▶ [Supplied data]:

────────────────────────────────────────

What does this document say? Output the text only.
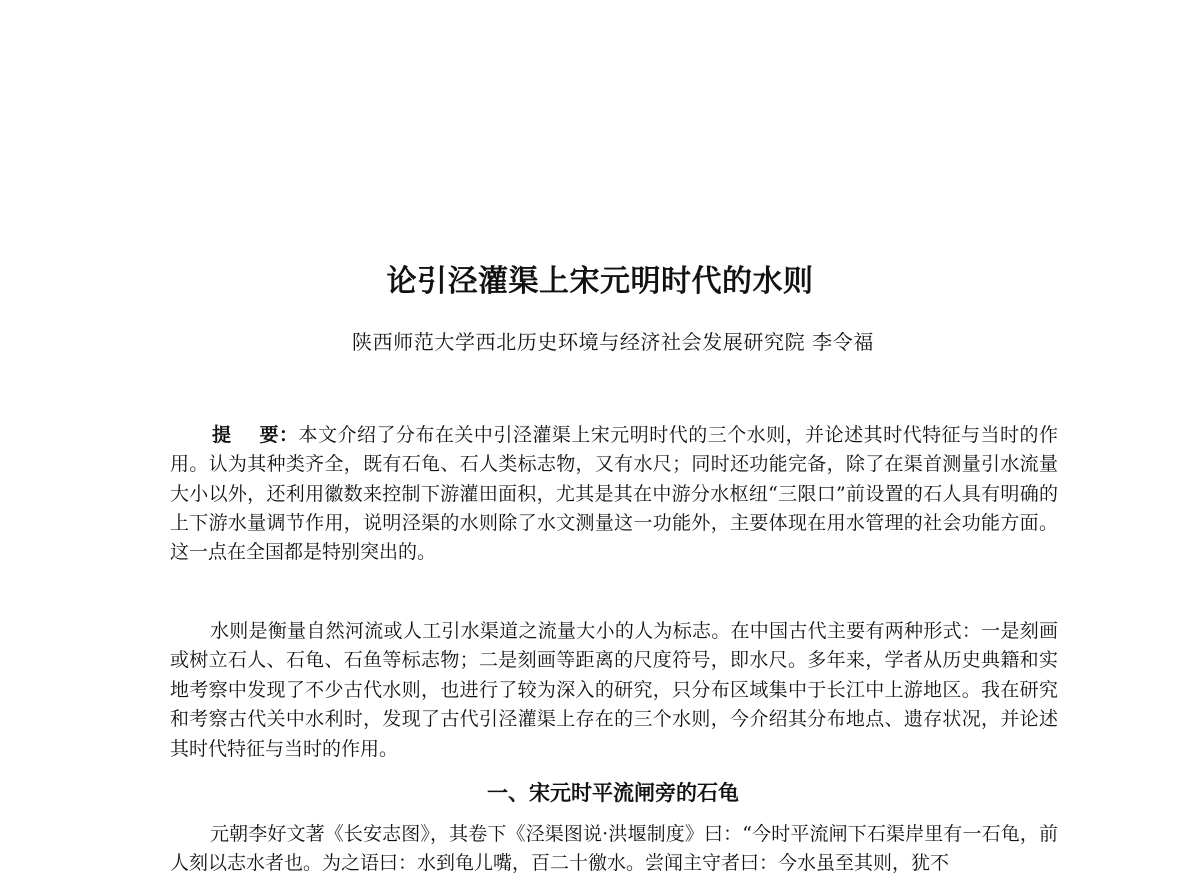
论引泾灌渠上宋元明时代的水则
陕西师范大学西北历史环境与经济社会发展研究院 李令福
提 要：本文介绍了分布在关中引泾灌渠上宋元明时代的三个水则，并论述其时代特征与当时的作用。认为其种类齐全，既有石龟、石人类标志物，又有水尺；同时还功能完备，除了在渠首测量引水流量大小以外，还利用徽数来控制下游灌田面积，尤其是其在中游分水枢纽“三限口”前设置的石人具有明确的上下游水量调节作用，说明泾渠的水则除了水文测量这一功能外，主要体现在用水管理的社会功能方面。这一点在全国都是特别突出的。
水则是衡量自然河流或人工引水渠道之流量大小的人为标志。在中国古代主要有两种形式：一是刻画或树立石人、石龟、石鱼等标志物；二是刻画等距离的尺度符号，即水尺。多年来，学者从历史典籍和实地考察中发现了不少古代水则，也进行了较为深入的研究，只分布区域集中于长江中上游地区。我在研究和考察古代关中水利时，发现了古代引泾灌渠上存在的三个水则，今介绍其分布地点、遗存状况，并论述其时代特征与当时的作用。
一、宋元时平流闸旁的石龟
元朝李好文著《长安志图》，其卷下《泾渠图说·洪堰制度》曰：“今时平流闸下石渠岸里有一石龟，前人刻以志水者也。为之语曰：水到龟儿嘴，百二十徼水。尝闻主守者曰：今水虽至其则，犹不
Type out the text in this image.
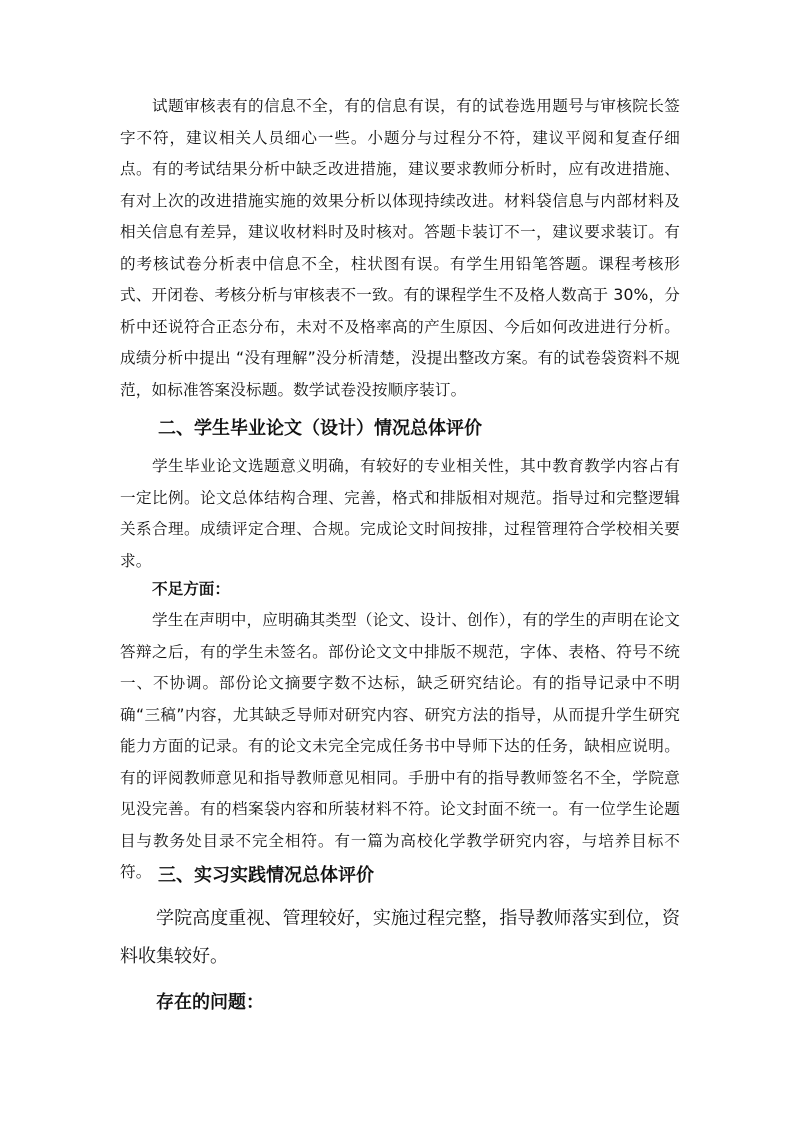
试题审核表有的信息不全，有的信息有误，有的试卷选用题号与审核院长签字不符，建议相关人员细心一些。小题分与过程分不符，建议平阅和复查仔细点。有的考试结果分析中缺乏改进措施，建议要求教师分析时，应有改进措施、有对上次的改进措施实施的效果分析以体现持续改进。材料袋信息与内部材料及相关信息有差异，建议收材料时及时核对。答题卡装订不一，建议要求装订。有的考核试卷分析表中信息不全，柱状图有误。有学生用铅笔答题。课程考核形式、开闭卷、考核分析与审核表不一致。有的课程学生不及格人数高于 30%，分析中还说符合正态分布，未对不及格率高的产生原因、今后如何改进进行分析。成绩分析中提出 “没有理解”没分析清楚，没提出整改方案。有的试卷袋资料不规范，如标准答案没标题。数学试卷没按顺序装订。

二、学生毕业论文（设计）情况总体评价

学生毕业论文选题意义明确，有较好的专业相关性，其中教育教学内容占有一定比例。论文总体结构合理、完善，格式和排版相对规范。指导过和完整逻辑关系合理。成绩评定合理、合规。完成论文时间按排，过程管理符合学校相关要求。

不足方面：

学生在声明中，应明确其类型（论文、设计、创作），有的学生的声明在论文答辩之后，有的学生未签名。部份论文文中排版不规范，字体、表格、符号不统一、不协调。部份论文摘要字数不达标，缺乏研究结论。有的指导记录中不明确“三稿”内容，尤其缺乏导师对研究内容、研究方法的指导，从而提升学生研究能力方面的记录。有的论文未完全完成任务书中导师下达的任务，缺相应说明。有的评阅教师意见和指导教师意见相同。手册中有的指导教师签名不全，学院意见没完善。有的档案袋内容和所装材料不符。论文封面不统一。有一位学生论题目与教务处目录不完全相符。有一篇为高校化学教学研究内容，与培养目标不符。 三、实习实践情况总体评价

学院高度重视、管理较好，实施过程完整，指导教师落实到位，资料收集较好。

存在的问题：
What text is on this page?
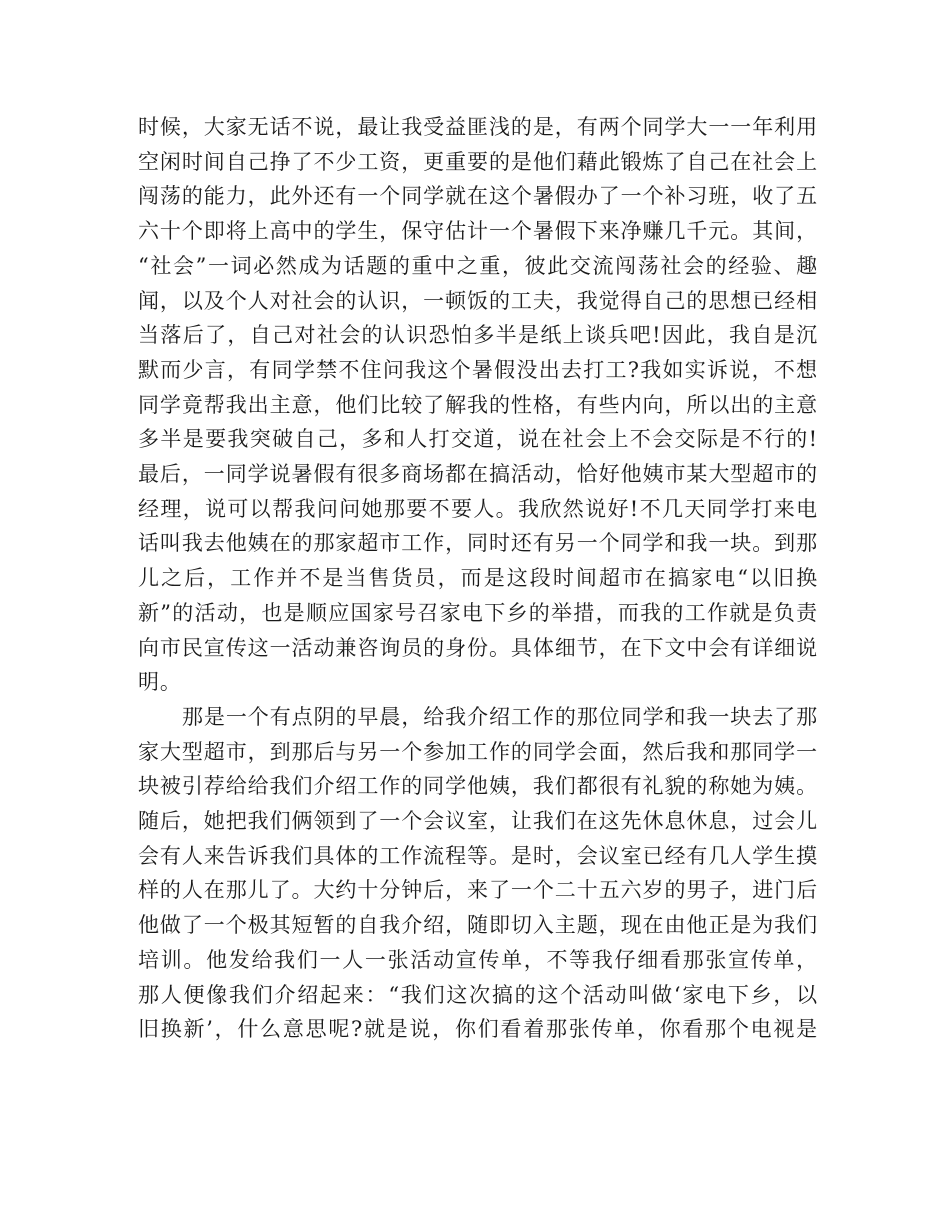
时候，大家无话不说，最让我受益匪浅的是，有两个同学大一一年利用
空闲时间自己挣了不少工资，更重要的是他们藉此锻炼了自己在社会上
闯荡的能力，此外还有一个同学就在这个暑假办了一个补习班，收了五
六十个即将上高中的学生，保守估计一个暑假下来净赚几千元。其间，
“社会”一词必然成为话题的重中之重，彼此交流闯荡社会的经验、趣
闻，以及个人对社会的认识，一顿饭的工夫，我觉得自己的思想已经相
当落后了，自己对社会的认识恐怕多半是纸上谈兵吧!因此，我自是沉
默而少言，有同学禁不住问我这个暑假没出去打工?我如实诉说，不想
同学竟帮我出主意，他们比较了解我的性格，有些内向，所以出的主意
多半是要我突破自己，多和人打交道，说在社会上不会交际是不行的!
最后，一同学说暑假有很多商场都在搞活动，恰好他姨市某大型超市的
经理，说可以帮我问问她那要不要人。我欣然说好!不几天同学打来电
话叫我去他姨在的那家超市工作，同时还有另一个同学和我一块。到那
儿之后，工作并不是当售货员，而是这段时间超市在搞家电“以旧换
新”的活动，也是顺应国家号召家电下乡的举措，而我的工作就是负责
向市民宣传这一活动兼咨询员的身份。具体细节，在下文中会有详细说
明。
那是一个有点阴的早晨，给我介绍工作的那位同学和我一块去了那
家大型超市，到那后与另一个参加工作的同学会面，然后我和那同学一
块被引荐给给我们介绍工作的同学他姨，我们都很有礼貌的称她为姨。
随后，她把我们俩领到了一个会议室，让我们在这先休息休息，过会儿
会有人来告诉我们具体的工作流程等。是时，会议室已经有几人学生摸
样的人在那儿了。大约十分钟后，来了一个二十五六岁的男子，进门后
他做了一个极其短暂的自我介绍，随即切入主题，现在由他正是为我们
培训。他发给我们一人一张活动宣传单，不等我仔细看那张宣传单，
那人便像我们介绍起来：“我们这次搞的这个活动叫做‘家电下乡，以
旧换新’，什么意思呢?就是说，你们看着那张传单，你看那个电视是
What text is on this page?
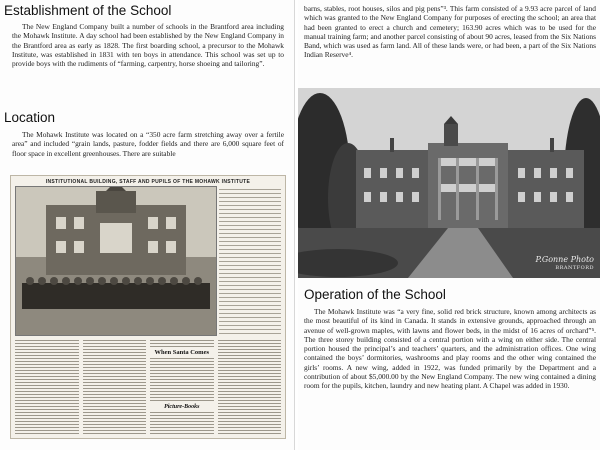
Establishment of the School

The New England Company built a number of schools in the Brantford area including the Mohawk Institute. A day school had been established by the New England Company in the Brantford area as early as 1828. The first boarding school, a precursor to the Mohawk Institute, was established in 1831 with ten boys in attendance. This school was set up to provide boys with the rudiments of “farming, carpentry, horse shoeing and tailoring”.

Location

The Mohawk Institute was located on a “350 acre farm stretching away over a fertile area” and included “grain lands, pasture, fodder fields and there are 6,000 square feet of floor space in excellent greenhouses. There are suitable

INSTITUTIONAL BUILDING, STAFF AND PUPILS OF THE MOHAWK INSTITUTE
When Santa Comes
Picture-Books

barns, stables, root houses, silos and pig pens”³. This farm consisted of a 9.93 acre parcel of land which was granted to the New England Company for purposes of erecting the school; an area that had been granted to erect a church and cemetery; 163.90 acres which was to be used for the manual training farm; and another parcel consisting of about 90 acres, leased from the Six Nations Band, which was used as farm land. All of these lands were, or had been, a part of the Six Nations Indian Reserve⁴.

P.Gonne Photo
BRANTFORD
Operation of the School

The Mohawk Institute was “a very fine, solid red brick structure, known among architects as the most beautiful of its kind in Canada. It stands in extensive grounds, approached through an avenue of well-grown maples, with lawns and flower beds, in the midst of 16 acres of orchard”⁵. The three storey building consisted of a central portion with a wing on either side. The central portion housed the principal’s and teachers’ quarters, and the administration offices. One wing contained the boys’ dormitories, washrooms and play rooms and the other wing contained the girls’ rooms. A new wing, added in 1922, was funded primarily by the Department and a contribution of about $5,000.00 by the New England Company. The new wing contained a dining room for the pupils, kitchen, laundry and new heating plant. A Chapel was added in 1930.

────────────────────────────────────────

▶ [Requirement]: Make a verbatim copy of all the entries and strip out the pictures.

▶ [Finished answer]:
What does this document say? Output the text only.
论引泾灌渠上宋元明时代的水则
陕西师范大学西北历史环境与经济社会发展研究院 李令福
提 要：本文介绍了分布在关中引泾灌渠上宋元明时代的三个水则，并论述其时代特征与当时的作用。认为其种类齐全，既有石龟、石人类标志物，又有水尺；同时还功能完备，除了在渠首测量引水流量大小以外，还利用徽数来控制下游灌田面积，尤其是其在中游分水枢纽“三限口”前设置的石人具有明确的上下游水量调节作用，说明泾渠的水则除了水文测量这一功能外，主要体现在用水管理的社会功能方面。这一点在全国都是特别突出的。
水则是衡量自然河流或人工引水渠道之流量大小的人为标志。在中国古代主要有两种形式：一是刻画或树立石人、石龟、石鱼等标志物；二是刻画等距离的尺度符号，即水尺。多年来，学者从历史典籍和实地考察中发现了不少古代水则，也进行了较为深入的研究，只分布区域集中于长江中上游地区。我在研究和考察古代关中水利时，发现了古代引泾灌渠上存在的三个水则，今介绍其分布地点、遗存状况，并论述其时代特征与当时的作用。
一、宋元时平流闸旁的石龟
元朝李好文著《长安志图》，其卷下《泾渠图说·洪堰制度》曰：“今时平流闸下石渠岸里有一石龟，前人刻以志水者也。为之语曰：水到龟儿嘴，百二十徼水。尝闻主守者曰：今水虽至其则，犹不
Type out the text in this image.
试题审核表有的信息不全，有的信息有误，有的试卷选用题号与审核院长签字不符，建议相关人员细心一些。小题分与过程分不符，建议平阅和复查仔细点。有的考试结果分析中缺乏改进措施，建议要求教师分析时，应有改进措施、有对上次的改进措施实施的效果分析以体现持续改进。材料袋信息与内部材料及相关信息有差异，建议收材料时及时核对。答题卡装订不一，建议要求装订。有的考核试卷分析表中信息不全，柱状图有误。有学生用铅笔答题。课程考核形式、开闭卷、考核分析与审核表不一致。有的课程学生不及格人数高于 30%，分析中还说符合正态分布，未对不及格率高的产生原因、今后如何改进进行分析。成绩分析中提出 “没有理解”没分析清楚，没提出整改方案。有的试卷袋资料不规范，如标准答案没标题。数学试卷没按顺序装订。

二、学生毕业论文（设计）情况总体评价

学生毕业论文选题意义明确，有较好的专业相关性，其中教育教学内容占有一定比例。论文总体结构合理、完善，格式和排版相对规范。指导过和完整逻辑关系合理。成绩评定合理、合规。完成论文时间按排，过程管理符合学校相关要求。

不足方面：

学生在声明中，应明确其类型（论文、设计、创作），有的学生的声明在论文答辩之后，有的学生未签名。部份论文文中排版不规范，字体、表格、符号不统一、不协调。部份论文摘要字数不达标，缺乏研究结论。有的指导记录中不明确“三稿”内容，尤其缺乏导师对研究内容、研究方法的指导，从而提升学生研究能力方面的记录。有的论文未完全完成任务书中导师下达的任务，缺相应说明。有的评阅教师意见和指导教师意见相同。手册中有的指导教师签名不全，学院意见没完善。有的档案袋内容和所装材料不符。论文封面不统一。有一位学生论题目与教务处目录不完全相符。有一篇为高校化学教学研究内容，与培养目标不符。 三、实习实践情况总体评价

学院高度重视、管理较好，实施过程完整，指导教师落实到位，资料收集较好。

存在的问题：
What text is on this page?
时候，大家无话不说，最让我受益匪浅的是，有两个同学大一一年利用
空闲时间自己挣了不少工资，更重要的是他们藉此锻炼了自己在社会上
闯荡的能力，此外还有一个同学就在这个暑假办了一个补习班，收了五
六十个即将上高中的学生，保守估计一个暑假下来净赚几千元。其间，
“社会”一词必然成为话题的重中之重，彼此交流闯荡社会的经验、趣
闻，以及个人对社会的认识，一顿饭的工夫，我觉得自己的思想已经相
当落后了，自己对社会的认识恐怕多半是纸上谈兵吧!因此，我自是沉
默而少言，有同学禁不住问我这个暑假没出去打工?我如实诉说，不想
同学竟帮我出主意，他们比较了解我的性格，有些内向，所以出的主意
多半是要我突破自己，多和人打交道，说在社会上不会交际是不行的!
最后，一同学说暑假有很多商场都在搞活动，恰好他姨市某大型超市的
经理，说可以帮我问问她那要不要人。我欣然说好!不几天同学打来电
话叫我去他姨在的那家超市工作，同时还有另一个同学和我一块。到那
儿之后，工作并不是当售货员，而是这段时间超市在搞家电“以旧换
新”的活动，也是顺应国家号召家电下乡的举措，而我的工作就是负责
向市民宣传这一活动兼咨询员的身份。具体细节，在下文中会有详细说
明。
那是一个有点阴的早晨，给我介绍工作的那位同学和我一块去了那
家大型超市，到那后与另一个参加工作的同学会面，然后我和那同学一
块被引荐给给我们介绍工作的同学他姨，我们都很有礼貌的称她为姨。
随后，她把我们俩领到了一个会议室，让我们在这先休息休息，过会儿
会有人来告诉我们具体的工作流程等。是时，会议室已经有几人学生摸
样的人在那儿了。大约十分钟后，来了一个二十五六岁的男子，进门后
他做了一个极其短暂的自我介绍，随即切入主题，现在由他正是为我们
培训。他发给我们一人一张活动宣传单，不等我仔细看那张宣传单，
那人便像我们介绍起来：“我们这次搞的这个活动叫做‘家电下乡，以
旧换新’，什么意思呢?就是说，你们看着那张传单，你看那个电视是
What text is on this page?
Establishment of the School

The New England Company built a number of schools in the Brantford area including the Mohawk Institute. A day school had been established by the New England Company in the Brantford area as early as 1828. The first boarding school, a precursor to the Mohawk Institute, was established in 1831 with ten boys in attendance. This school was set up to provide boys with the rudiments of “farming, carpentry, horse shoeing and tailoring”.

Location

The Mohawk Institute was located on a “350 acre farm stretching away over a fertile area” and included “grain lands, pasture, fodder fields and there are 6,000 square feet of floor space in excellent greenhouses. There are suitable

INSTITUTIONAL BUILDING, STAFF AND PUPILS OF THE MOHAWK INSTITUTE
When Santa Comes
Picture-Books

barns, stables, root houses, silos and pig pens”³. This farm consisted of a 9.93 acre parcel of land which was granted to the New England Company for purposes of erecting the school; an area that had been granted to erect a church and cemetery; 163.90 acres which was to be used for the manual training farm; and another parcel consisting of about 90 acres, leased from the Six Nations Band, which was used as farm land. All of these lands were, or had been, a part of the Six Nations Indian Reserve⁴.

P.Gonne Photo
BRANTFORD
Operation of the School

The Mohawk Institute was “a very fine, solid red brick structure, known among architects as the most beautiful of its kind in Canada. It stands in extensive grounds, approached through an avenue of well-grown maples, with lawns and flower beds, in the midst of 16 acres of orchard”⁵. The three storey building consisted of a central portion with a wing on either side. The central portion housed the principal’s and teachers’ quarters, and the administration offices. One wing contained the boys’ dormitories, washrooms and play rooms and the other wing contained the girls’ rooms. A new wing, added in 1922, was funded primarily by the Department and a contribution of about $5,000.00 by the New England Company. The new wing contained a dining room for the pupils, kitchen, laundry and new heating plant. A Chapel was added in 1930.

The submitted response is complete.